» **Goal**:
Print all of the data exactly as written.

» **Material shown**:
++++++++++

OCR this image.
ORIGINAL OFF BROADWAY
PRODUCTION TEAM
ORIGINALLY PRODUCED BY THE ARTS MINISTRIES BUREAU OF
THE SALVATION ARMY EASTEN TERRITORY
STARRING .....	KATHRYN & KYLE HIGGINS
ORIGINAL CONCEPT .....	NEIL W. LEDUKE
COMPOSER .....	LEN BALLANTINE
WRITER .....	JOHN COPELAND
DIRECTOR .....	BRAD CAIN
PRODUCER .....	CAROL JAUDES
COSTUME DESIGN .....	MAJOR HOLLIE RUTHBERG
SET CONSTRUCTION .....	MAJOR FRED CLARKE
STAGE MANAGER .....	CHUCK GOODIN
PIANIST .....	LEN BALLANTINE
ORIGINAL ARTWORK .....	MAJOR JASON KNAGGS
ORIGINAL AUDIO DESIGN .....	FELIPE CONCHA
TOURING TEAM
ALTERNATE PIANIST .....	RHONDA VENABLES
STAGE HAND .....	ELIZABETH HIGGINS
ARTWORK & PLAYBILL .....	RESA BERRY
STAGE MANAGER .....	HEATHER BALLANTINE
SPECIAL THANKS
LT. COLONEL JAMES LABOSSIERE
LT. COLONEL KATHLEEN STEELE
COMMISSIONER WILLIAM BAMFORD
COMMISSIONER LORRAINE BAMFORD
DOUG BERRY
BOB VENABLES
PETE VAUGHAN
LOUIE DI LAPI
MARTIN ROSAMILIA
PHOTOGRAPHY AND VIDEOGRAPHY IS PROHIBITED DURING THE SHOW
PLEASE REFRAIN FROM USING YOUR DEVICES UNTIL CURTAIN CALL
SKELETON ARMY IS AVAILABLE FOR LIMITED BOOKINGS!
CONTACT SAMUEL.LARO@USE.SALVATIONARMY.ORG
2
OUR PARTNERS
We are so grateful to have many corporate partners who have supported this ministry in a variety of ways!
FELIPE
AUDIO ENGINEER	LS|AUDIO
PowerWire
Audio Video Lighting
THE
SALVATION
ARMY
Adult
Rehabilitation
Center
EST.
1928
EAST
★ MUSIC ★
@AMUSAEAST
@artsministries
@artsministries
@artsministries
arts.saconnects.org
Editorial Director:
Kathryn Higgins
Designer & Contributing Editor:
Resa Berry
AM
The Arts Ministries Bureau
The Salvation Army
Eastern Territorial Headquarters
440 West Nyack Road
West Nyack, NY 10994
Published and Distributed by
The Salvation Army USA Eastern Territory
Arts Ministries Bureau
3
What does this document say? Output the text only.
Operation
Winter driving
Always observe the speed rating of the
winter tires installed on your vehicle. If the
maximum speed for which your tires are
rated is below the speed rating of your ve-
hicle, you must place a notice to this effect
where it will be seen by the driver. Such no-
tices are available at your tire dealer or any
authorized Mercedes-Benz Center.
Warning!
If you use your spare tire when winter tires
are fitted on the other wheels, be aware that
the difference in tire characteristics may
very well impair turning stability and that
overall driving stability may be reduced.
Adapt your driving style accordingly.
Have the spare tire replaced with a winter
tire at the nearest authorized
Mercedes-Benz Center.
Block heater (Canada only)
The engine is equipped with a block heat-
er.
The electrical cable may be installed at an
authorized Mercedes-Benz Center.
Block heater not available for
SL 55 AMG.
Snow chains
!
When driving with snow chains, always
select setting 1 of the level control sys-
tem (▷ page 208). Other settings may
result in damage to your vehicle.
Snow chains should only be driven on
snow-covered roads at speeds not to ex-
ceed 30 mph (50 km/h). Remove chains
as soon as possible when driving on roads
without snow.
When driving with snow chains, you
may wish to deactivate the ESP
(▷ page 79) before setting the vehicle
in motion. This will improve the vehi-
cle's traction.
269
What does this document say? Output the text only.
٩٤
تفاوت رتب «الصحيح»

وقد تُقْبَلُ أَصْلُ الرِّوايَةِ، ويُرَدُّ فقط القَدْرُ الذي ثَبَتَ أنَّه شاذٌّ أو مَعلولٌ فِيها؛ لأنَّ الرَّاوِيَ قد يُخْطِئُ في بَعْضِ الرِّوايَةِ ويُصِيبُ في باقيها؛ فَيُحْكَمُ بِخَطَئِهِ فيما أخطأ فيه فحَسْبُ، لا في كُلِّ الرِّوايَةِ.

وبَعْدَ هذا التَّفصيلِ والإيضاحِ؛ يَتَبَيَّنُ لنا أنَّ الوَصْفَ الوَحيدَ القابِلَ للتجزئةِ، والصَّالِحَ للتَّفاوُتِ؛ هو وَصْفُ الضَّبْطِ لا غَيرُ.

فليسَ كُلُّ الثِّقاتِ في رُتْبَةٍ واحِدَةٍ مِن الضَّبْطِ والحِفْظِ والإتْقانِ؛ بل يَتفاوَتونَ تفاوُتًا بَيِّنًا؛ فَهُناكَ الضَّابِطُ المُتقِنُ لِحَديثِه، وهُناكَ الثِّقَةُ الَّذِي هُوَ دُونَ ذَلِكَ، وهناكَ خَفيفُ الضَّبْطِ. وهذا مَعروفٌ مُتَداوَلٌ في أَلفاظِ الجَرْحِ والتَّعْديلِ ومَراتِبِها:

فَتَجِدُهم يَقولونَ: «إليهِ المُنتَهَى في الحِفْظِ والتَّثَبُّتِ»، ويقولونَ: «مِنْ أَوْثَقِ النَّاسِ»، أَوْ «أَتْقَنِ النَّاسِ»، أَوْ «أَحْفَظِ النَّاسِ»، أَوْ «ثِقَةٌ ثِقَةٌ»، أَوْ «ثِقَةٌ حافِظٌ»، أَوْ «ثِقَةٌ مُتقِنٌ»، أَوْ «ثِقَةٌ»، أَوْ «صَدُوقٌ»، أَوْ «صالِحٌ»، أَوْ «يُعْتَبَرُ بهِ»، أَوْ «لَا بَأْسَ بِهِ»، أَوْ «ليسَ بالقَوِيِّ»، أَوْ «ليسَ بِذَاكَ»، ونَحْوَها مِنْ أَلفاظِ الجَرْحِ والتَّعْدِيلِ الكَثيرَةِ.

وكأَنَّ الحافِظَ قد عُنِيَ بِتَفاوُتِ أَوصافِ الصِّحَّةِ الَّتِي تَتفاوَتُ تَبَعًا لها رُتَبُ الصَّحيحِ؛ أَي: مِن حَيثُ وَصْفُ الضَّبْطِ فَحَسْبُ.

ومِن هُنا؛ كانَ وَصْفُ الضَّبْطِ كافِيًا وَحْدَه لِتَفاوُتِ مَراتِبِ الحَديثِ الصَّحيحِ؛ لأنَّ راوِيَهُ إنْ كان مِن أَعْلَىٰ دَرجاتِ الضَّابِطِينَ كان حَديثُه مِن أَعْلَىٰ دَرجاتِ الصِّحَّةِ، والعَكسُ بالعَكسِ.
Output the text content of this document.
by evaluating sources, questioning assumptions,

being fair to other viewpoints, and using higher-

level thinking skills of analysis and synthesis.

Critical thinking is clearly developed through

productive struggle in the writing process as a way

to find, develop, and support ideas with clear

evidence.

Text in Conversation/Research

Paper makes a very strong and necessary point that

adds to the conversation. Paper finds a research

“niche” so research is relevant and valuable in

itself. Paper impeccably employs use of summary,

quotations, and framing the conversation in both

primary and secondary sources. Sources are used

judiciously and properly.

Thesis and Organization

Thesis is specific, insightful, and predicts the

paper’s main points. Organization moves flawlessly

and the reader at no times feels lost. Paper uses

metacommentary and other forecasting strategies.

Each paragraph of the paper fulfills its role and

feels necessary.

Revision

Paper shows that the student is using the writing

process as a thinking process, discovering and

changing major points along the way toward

++++++++++

» **Complete response**:
OCR this image.
ORIGINAL OFF BROADWAY
PRODUCTION TEAM
ORIGINALLY PRODUCED BY THE ARTS MINISTRIES BUREAU OF
THE SALVATION ARMY EASTEN TERRITORY
STARRING .....	KATHRYN & KYLE HIGGINS
ORIGINAL CONCEPT .....	NEIL W. LEDUKE
COMPOSER .....	LEN BALLANTINE
WRITER .....	JOHN COPELAND
DIRECTOR .....	BRAD CAIN
PRODUCER .....	CAROL JAUDES
COSTUME DESIGN .....	MAJOR HOLLIE RUTHBERG
SET CONSTRUCTION .....	MAJOR FRED CLARKE
STAGE MANAGER .....	CHUCK GOODIN
PIANIST .....	LEN BALLANTINE
ORIGINAL ARTWORK .....	MAJOR JASON KNAGGS
ORIGINAL AUDIO DESIGN .....	FELIPE CONCHA
TOURING TEAM
ALTERNATE PIANIST .....	RHONDA VENABLES
STAGE HAND .....	ELIZABETH HIGGINS
ARTWORK & PLAYBILL .....	RESA BERRY
STAGE MANAGER .....	HEATHER BALLANTINE
SPECIAL THANKS
LT. COLONEL JAMES LABOSSIERE
LT. COLONEL KATHLEEN STEELE
COMMISSIONER WILLIAM BAMFORD
COMMISSIONER LORRAINE BAMFORD
DOUG BERRY
BOB VENABLES
PETE VAUGHAN
LOUIE DI LAPI
MARTIN ROSAMILIA
PHOTOGRAPHY AND VIDEOGRAPHY IS PROHIBITED DURING THE SHOW
PLEASE REFRAIN FROM USING YOUR DEVICES UNTIL CURTAIN CALL
SKELETON ARMY IS AVAILABLE FOR LIMITED BOOKINGS!
CONTACT SAMUEL.LARO@USE.SALVATIONARMY.ORG
2
OUR PARTNERS
We are so grateful to have many corporate partners who have supported this ministry in a variety of ways!
FELIPE
AUDIO ENGINEER	LS|AUDIO
PowerWire
Audio Video Lighting
THE
SALVATION
ARMY
Adult
Rehabilitation
Center
EST.
1928
EAST
★ MUSIC ★
@AMUSAEAST
@artsministries
@artsministries
@artsministries
arts.saconnects.org
Editorial Director:
Kathryn Higgins
Designer & Contributing Editor:
Resa Berry
AM
The Arts Ministries Bureau
The Salvation Army
Eastern Territorial Headquarters
440 West Nyack Road
West Nyack, NY 10994
Published and Distributed by
The Salvation Army USA Eastern Territory
Arts Ministries Bureau
3
What does this document say? Output the text only.
Operation
Winter driving
Always observe the speed rating of the
winter tires installed on your vehicle. If the
maximum speed for which your tires are
rated is below the speed rating of your ve-
hicle, you must place a notice to this effect
where it will be seen by the driver. Such no-
tices are available at your tire dealer or any
authorized Mercedes-Benz Center.
Warning!
If you use your spare tire when winter tires
are fitted on the other wheels, be aware that
the difference in tire characteristics may
very well impair turning stability and that
overall driving stability may be reduced.
Adapt your driving style accordingly.
Have the spare tire replaced with a winter
tire at the nearest authorized
Mercedes-Benz Center.
Block heater (Canada only)
The engine is equipped with a block heat-
er.
The electrical cable may be installed at an
authorized Mercedes-Benz Center.
Block heater not available for
SL 55 AMG.
Snow chains
!
When driving with snow chains, always
select setting 1 of the level control sys-
tem (▷ page 208). Other settings may
result in damage to your vehicle.
Snow chains should only be driven on
snow-covered roads at speeds not to ex-
ceed 30 mph (50 km/h). Remove chains
as soon as possible when driving on roads
without snow.
When driving with snow chains, you
may wish to deactivate the ESP
(▷ page 79) before setting the vehicle
in motion. This will improve the vehi-
cle's traction.
269
What does this document say? Output the text only.
٩٤
تفاوت رتب «الصحيح»

وقد تُقْبَلُ أَصْلُ الرِّوايَةِ، ويُرَدُّ فقط القَدْرُ الذي ثَبَتَ أنَّه شاذٌّ أو مَعلولٌ فِيها؛ لأنَّ الرَّاوِيَ قد يُخْطِئُ في بَعْضِ الرِّوايَةِ ويُصِيبُ في باقيها؛ فَيُحْكَمُ بِخَطَئِهِ فيما أخطأ فيه فحَسْبُ، لا في كُلِّ الرِّوايَةِ.

وبَعْدَ هذا التَّفصيلِ والإيضاحِ؛ يَتَبَيَّنُ لنا أنَّ الوَصْفَ الوَحيدَ القابِلَ للتجزئةِ، والصَّالِحَ للتَّفاوُتِ؛ هو وَصْفُ الضَّبْطِ لا غَيرُ.

فليسَ كُلُّ الثِّقاتِ في رُتْبَةٍ واحِدَةٍ مِن الضَّبْطِ والحِفْظِ والإتْقانِ؛ بل يَتفاوَتونَ تفاوُتًا بَيِّنًا؛ فَهُناكَ الضَّابِطُ المُتقِنُ لِحَديثِه، وهُناكَ الثِّقَةُ الَّذِي هُوَ دُونَ ذَلِكَ، وهناكَ خَفيفُ الضَّبْطِ. وهذا مَعروفٌ مُتَداوَلٌ في أَلفاظِ الجَرْحِ والتَّعْديلِ ومَراتِبِها:

فَتَجِدُهم يَقولونَ: «إليهِ المُنتَهَى في الحِفْظِ والتَّثَبُّتِ»، ويقولونَ: «مِنْ أَوْثَقِ النَّاسِ»، أَوْ «أَتْقَنِ النَّاسِ»، أَوْ «أَحْفَظِ النَّاسِ»، أَوْ «ثِقَةٌ ثِقَةٌ»، أَوْ «ثِقَةٌ حافِظٌ»، أَوْ «ثِقَةٌ مُتقِنٌ»، أَوْ «ثِقَةٌ»، أَوْ «صَدُوقٌ»، أَوْ «صالِحٌ»، أَوْ «يُعْتَبَرُ بهِ»، أَوْ «لَا بَأْسَ بِهِ»، أَوْ «ليسَ بالقَوِيِّ»، أَوْ «ليسَ بِذَاكَ»، ونَحْوَها مِنْ أَلفاظِ الجَرْحِ والتَّعْدِيلِ الكَثيرَةِ.

وكأَنَّ الحافِظَ قد عُنِيَ بِتَفاوُتِ أَوصافِ الصِّحَّةِ الَّتِي تَتفاوَتُ تَبَعًا لها رُتَبُ الصَّحيحِ؛ أَي: مِن حَيثُ وَصْفُ الضَّبْطِ فَحَسْبُ.

ومِن هُنا؛ كانَ وَصْفُ الضَّبْطِ كافِيًا وَحْدَه لِتَفاوُتِ مَراتِبِ الحَديثِ الصَّحيحِ؛ لأنَّ راوِيَهُ إنْ كان مِن أَعْلَىٰ دَرجاتِ الضَّابِطِينَ كان حَديثُه مِن أَعْلَىٰ دَرجاتِ الصِّحَّةِ، والعَكسُ بالعَكسِ.
Output the text content of this document.
by evaluating sources, questioning assumptions,

being fair to other viewpoints, and using higher-

level thinking skills of analysis and synthesis.

Critical thinking is clearly developed through

productive struggle in the writing process as a way

to find, develop, and support ideas with clear

evidence.

Text in Conversation/Research

Paper makes a very strong and necessary point that

adds to the conversation. Paper finds a research

“niche” so research is relevant and valuable in

itself. Paper impeccably employs use of summary,

quotations, and framing the conversation in both

primary and secondary sources. Sources are used

judiciously and properly.

Thesis and Organization

Thesis is specific, insightful, and predicts the

paper’s main points. Organization moves flawlessly

and the reader at no times feels lost. Paper uses

metacommentary and other forecasting strategies.

Each paragraph of the paper fulfills its role and

feels necessary.

Revision

Paper shows that the student is using the writing

process as a thinking process, discovering and

changing major points along the way toward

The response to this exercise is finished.